After Barnett was arraigned, the judge and officers agreed he should be taken to the Texas City hospital. Upon arriving at the hospital he was identified by a UTMB student, who alerted Chauncey Leake. Leake had Barnett discharged from Texas City Hospital and moved to John Sealy Hospital in Galveston.
Although the circumstances of Barnett's arrest were questionable, it was not investigated much. Police who investigated the incident would not comment on it, and UTMB officials distanced themselves from the matter. Leake advised Barnett not to pursue the matter, offering to pay Barnett's fine himself, Barnett agreed.

== Career history ==
After Graduating from UTMB Dr. Barnett completed his internship and surgical residency at the Medical Branch hospitals. He specialized in trauma, focusing on the physiological changes bodies experienced in emergencies and during postoperative recoveries.

Between 1966 and 1968 Dr. Barnett completed a second residency in anesthesiology at St. Joseph's Hospital in Houston. He served as chief of surgery at the St. Elizabeth's Hospital and the Riverside General Hospital. He was an associate attending surgeon at the University of Texas Medical Branch at Galveston and the Galveston County Memorial Hospital in La Marque; also an attending surgeon at the Herman and St. Joseph's Hospitals in Houston as well as an attending anesthesiologist at St. Joseph's. At the Time of his death he was chief of surgery at the Lockwood Hospital in Houston.

In 1968, appointed by John Connally, Dr. Barnett became the first African-American to serve on the Texas State Board of Medical Examiners.

Between 1968 and 1971 Dr. Barnett was a member of the National Medical Association Board of Trustees.

In 1972 he was elected to the Board of Education of the Houston Independent School District. In January 1973 he became president of this board, becoming the first African American to do so.

Dr. Barnett was also chairman and president of the board of the North East Houston Investment Corporation, a member of the board of directors of the Lockwood National Bank of Houston, the Board of Trustees of Huston-Tillotson College, the Executive Committees of the Houston Medical Forum, and the Lone Star State Medical Association.

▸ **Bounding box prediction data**
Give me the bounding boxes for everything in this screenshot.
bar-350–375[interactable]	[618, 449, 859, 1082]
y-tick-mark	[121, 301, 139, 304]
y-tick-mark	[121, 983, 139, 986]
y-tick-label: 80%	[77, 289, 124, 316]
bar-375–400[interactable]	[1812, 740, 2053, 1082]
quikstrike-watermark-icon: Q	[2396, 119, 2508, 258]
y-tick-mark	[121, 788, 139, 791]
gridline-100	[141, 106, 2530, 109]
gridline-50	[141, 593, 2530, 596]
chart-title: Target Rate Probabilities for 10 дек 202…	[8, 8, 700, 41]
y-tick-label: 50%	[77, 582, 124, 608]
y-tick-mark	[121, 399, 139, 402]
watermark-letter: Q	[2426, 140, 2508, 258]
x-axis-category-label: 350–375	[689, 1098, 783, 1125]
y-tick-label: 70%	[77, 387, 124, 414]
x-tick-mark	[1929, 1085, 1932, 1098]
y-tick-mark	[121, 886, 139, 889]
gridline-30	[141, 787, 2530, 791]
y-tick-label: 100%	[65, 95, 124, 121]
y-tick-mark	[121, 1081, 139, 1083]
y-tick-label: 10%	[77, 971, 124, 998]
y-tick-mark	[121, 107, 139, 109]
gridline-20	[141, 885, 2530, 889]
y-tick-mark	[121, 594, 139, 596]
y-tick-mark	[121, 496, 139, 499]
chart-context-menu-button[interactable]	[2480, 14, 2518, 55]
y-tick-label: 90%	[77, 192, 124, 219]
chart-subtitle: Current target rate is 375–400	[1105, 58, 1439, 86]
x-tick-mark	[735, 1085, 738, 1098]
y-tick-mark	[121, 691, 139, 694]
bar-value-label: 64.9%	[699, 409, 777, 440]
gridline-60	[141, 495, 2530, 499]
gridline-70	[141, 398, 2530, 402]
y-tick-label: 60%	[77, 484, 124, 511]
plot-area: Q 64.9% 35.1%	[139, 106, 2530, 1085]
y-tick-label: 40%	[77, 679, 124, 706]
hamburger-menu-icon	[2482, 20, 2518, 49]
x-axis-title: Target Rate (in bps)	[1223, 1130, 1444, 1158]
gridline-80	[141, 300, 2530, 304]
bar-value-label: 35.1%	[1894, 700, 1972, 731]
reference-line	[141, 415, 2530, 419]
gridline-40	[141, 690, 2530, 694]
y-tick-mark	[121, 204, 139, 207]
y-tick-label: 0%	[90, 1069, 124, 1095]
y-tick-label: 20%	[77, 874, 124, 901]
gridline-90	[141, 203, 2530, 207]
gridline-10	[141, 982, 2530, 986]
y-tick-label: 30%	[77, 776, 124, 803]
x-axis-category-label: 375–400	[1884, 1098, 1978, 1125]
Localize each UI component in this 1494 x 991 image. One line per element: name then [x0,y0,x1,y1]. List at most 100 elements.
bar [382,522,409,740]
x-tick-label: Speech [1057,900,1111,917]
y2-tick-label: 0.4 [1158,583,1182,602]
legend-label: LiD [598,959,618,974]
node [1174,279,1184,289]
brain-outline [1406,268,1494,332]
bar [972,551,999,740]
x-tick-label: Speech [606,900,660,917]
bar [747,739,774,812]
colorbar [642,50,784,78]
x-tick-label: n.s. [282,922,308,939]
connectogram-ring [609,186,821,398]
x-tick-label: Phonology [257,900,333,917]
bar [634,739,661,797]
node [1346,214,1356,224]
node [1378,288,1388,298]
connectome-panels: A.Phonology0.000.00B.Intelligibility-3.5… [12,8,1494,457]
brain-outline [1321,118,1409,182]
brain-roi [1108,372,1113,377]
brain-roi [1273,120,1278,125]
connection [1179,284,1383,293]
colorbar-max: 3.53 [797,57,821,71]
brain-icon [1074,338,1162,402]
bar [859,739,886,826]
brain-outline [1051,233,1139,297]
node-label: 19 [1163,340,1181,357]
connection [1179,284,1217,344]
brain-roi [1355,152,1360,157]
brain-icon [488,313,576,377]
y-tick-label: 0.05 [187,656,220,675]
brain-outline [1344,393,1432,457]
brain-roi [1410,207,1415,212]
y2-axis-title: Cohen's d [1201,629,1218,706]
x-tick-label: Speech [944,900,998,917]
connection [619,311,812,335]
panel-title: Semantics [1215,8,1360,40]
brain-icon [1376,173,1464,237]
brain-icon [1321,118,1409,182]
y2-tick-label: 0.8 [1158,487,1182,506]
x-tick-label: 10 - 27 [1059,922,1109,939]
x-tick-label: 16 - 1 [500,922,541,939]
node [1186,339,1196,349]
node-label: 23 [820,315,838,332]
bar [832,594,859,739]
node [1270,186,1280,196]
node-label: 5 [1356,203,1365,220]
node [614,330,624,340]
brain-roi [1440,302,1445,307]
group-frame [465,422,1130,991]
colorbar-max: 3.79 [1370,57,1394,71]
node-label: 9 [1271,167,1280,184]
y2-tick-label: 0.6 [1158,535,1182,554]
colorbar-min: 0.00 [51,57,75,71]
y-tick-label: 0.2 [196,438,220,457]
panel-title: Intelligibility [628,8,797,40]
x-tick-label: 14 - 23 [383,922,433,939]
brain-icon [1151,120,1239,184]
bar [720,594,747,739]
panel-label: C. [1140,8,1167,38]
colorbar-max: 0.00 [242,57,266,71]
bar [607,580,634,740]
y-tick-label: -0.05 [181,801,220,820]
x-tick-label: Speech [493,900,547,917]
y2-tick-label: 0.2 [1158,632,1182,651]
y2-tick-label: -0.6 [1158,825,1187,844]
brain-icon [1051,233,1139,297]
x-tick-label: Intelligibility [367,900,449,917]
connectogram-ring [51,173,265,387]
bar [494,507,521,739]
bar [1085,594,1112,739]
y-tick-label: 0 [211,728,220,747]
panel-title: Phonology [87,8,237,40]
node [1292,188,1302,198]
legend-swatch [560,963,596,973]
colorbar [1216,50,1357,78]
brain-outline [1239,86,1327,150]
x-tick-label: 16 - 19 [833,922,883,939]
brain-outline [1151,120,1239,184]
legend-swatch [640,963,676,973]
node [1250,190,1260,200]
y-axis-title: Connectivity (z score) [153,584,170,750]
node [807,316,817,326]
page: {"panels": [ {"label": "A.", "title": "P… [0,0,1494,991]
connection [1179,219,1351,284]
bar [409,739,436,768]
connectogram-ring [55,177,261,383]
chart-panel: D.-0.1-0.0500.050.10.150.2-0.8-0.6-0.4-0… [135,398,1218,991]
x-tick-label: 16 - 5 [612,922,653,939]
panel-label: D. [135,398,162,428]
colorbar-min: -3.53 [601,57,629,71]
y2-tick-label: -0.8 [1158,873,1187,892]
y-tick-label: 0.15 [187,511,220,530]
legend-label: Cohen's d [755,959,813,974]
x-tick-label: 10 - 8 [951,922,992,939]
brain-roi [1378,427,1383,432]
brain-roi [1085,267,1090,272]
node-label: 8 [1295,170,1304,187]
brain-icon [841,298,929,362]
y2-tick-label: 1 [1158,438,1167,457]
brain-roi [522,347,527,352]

▸ **Problem A**
Answer these from the Barnett excerpt:
(i) To which hospital in Galveston was Barnett moved?
(ii) Who appointed him to the Texas State Board of Medical Examiners?
(iii) In what month and year did he become president of the Houston Independent School District's Board of Education?
▸ **Problem B**
Quote word for word the part of the Barnett excerpt that opens with the words containing "After Barnett was" and closes with "himself, Barnett agreed.".

▸ **Response box A**
(i) John Sealy Hospital
(ii) John Connally
(iii) January 1973

▸ **Response box B**
After Barnett was arraigned, the judge and officers agreed he should be taken to the Texas City hospital. Upon arriving at the hospital he was identified by a UTMB student, who alerted Chauncey Leake. Leake had Barnett discharged from Texas City Hospital and moved to John Sealy Hospital in Galveston.
Although the circumstances of Barnett's arrest were questionable, it was not investigated much. Police who investigated the incident would not comment on it, and UTMB officials distanced themselves from the matter. Leake advised Barnett not to pursue the matter, offering to pay Barnett's fine himself, Barnett agreed.